List each line in which the string "There" appears.

--- start GIVEN RECORDS ---

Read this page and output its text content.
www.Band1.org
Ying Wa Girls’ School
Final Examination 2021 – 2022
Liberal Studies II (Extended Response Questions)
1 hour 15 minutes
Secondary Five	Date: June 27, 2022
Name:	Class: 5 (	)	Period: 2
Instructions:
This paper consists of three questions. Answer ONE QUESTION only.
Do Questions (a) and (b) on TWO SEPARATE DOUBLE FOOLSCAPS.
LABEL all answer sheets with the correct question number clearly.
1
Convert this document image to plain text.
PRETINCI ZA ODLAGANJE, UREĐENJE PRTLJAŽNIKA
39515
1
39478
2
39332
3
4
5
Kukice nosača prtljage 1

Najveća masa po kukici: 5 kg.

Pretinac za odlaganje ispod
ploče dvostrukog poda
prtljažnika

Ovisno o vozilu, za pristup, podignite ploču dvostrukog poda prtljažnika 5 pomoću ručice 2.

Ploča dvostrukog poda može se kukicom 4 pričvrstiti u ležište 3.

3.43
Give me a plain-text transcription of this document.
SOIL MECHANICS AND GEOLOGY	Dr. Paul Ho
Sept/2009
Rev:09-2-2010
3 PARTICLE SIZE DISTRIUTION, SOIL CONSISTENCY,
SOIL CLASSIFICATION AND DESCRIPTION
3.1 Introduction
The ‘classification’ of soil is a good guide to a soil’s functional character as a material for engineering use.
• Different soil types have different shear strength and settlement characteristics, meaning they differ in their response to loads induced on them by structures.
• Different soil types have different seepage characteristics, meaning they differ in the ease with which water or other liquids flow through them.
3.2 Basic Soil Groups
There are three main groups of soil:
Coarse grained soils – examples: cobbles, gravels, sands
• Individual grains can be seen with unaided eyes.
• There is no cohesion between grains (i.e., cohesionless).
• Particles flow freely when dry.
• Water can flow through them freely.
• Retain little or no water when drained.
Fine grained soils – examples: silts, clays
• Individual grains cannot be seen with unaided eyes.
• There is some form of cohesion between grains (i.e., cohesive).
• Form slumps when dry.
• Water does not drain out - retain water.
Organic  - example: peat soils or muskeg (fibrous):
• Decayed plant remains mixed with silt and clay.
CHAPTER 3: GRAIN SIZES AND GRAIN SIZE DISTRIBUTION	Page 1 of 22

--- end GIVEN RECORDS ---

- **SOLUTION TO THIS EXERCISE**
There are three main groups of soil:
• There is no cohesion between grains (i.e., cohesionless).
• There is some form of cohesion between grains (i.e., cohesive).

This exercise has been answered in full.